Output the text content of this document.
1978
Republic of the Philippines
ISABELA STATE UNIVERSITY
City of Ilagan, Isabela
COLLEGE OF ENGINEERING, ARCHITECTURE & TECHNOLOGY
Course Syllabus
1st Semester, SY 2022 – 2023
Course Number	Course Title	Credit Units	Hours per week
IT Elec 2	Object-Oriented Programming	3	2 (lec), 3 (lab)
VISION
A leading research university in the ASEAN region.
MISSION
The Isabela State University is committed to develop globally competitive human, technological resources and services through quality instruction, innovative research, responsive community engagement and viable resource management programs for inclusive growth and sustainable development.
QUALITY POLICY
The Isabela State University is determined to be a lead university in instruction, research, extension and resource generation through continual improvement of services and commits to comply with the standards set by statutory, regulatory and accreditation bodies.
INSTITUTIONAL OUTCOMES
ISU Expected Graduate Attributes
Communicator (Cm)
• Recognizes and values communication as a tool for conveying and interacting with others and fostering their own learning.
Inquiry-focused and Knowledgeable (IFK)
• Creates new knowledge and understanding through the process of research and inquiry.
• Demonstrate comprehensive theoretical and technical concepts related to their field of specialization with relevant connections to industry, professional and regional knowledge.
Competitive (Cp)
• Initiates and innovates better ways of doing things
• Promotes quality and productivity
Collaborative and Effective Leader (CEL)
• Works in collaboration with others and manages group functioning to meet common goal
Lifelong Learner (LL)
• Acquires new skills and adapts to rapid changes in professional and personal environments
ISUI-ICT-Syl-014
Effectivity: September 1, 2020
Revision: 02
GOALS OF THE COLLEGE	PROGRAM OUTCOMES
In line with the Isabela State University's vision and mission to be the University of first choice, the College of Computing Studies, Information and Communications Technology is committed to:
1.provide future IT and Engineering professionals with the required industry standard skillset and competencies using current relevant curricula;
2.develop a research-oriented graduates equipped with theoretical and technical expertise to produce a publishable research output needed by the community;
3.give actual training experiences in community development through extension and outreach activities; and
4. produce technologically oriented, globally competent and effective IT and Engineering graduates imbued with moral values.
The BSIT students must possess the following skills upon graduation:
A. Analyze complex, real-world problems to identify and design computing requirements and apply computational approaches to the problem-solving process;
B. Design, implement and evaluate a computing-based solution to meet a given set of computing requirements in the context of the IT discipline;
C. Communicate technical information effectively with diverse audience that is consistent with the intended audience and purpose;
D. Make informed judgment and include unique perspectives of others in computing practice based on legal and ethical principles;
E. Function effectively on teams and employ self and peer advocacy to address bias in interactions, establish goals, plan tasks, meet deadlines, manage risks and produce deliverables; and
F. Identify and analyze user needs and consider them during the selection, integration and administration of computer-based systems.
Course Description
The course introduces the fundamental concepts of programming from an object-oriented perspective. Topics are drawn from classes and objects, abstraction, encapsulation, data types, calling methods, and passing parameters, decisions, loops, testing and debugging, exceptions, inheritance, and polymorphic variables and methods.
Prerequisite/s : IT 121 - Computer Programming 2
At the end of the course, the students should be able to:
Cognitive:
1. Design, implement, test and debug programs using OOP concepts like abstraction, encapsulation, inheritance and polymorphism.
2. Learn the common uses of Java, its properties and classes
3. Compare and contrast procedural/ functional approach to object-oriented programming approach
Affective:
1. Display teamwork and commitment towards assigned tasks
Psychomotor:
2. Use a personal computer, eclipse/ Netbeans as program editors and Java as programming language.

* **WRITTEN REQUEST**
In the records above, locate each line with the word "programs". Copy all such lines.

* **EXPECTED OUTPUT**
The Isabela State University is committed to develop globally competitive human, technological resources and services through quality instruction, innovative research, responsive community engagement and viable resource management programs for inclusive growth and sustainable development.
1. Design, implement, test and debug programs using OOP concepts like abstraction, encapsulation, inheritance and polymorphism.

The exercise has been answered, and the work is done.